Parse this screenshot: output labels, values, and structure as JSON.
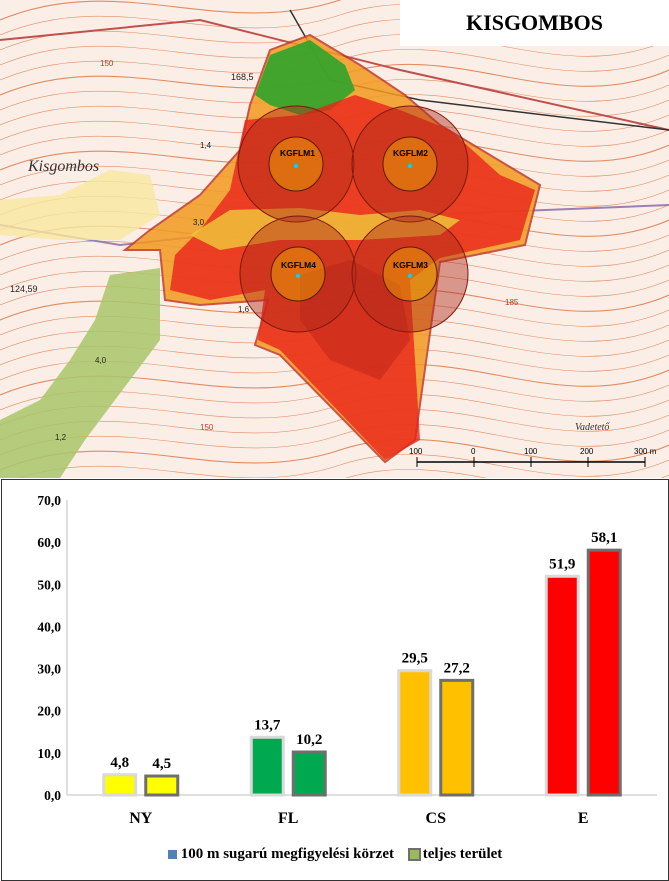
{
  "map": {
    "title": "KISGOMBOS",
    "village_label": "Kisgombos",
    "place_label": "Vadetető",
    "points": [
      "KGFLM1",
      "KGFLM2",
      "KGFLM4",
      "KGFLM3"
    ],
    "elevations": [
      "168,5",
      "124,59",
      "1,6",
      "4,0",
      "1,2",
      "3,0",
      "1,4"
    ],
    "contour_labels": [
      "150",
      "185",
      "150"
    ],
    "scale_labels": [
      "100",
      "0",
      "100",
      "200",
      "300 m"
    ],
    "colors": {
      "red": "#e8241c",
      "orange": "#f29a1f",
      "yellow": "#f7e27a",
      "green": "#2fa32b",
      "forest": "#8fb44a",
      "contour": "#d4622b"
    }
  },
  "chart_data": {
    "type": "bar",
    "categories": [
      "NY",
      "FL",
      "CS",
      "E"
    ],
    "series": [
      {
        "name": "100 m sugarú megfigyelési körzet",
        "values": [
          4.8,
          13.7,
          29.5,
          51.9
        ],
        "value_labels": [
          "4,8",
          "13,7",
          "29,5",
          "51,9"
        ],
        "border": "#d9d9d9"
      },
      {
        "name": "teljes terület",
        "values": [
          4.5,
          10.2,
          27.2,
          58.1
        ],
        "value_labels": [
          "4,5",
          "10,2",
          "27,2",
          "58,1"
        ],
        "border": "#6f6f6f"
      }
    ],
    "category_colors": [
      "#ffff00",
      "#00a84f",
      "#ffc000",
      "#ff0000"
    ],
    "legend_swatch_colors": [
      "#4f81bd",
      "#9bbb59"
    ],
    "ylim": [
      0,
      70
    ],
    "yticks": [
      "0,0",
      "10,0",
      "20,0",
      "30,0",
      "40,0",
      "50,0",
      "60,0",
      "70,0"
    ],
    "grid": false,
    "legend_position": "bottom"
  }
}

:::::

__Problem to work on__.
Where a line of the material above holds the string "name", copy that line.

__Solution for this task__.
        "name": "100 m sugarú megfigyelési körzet",
        "name": "teljes terület",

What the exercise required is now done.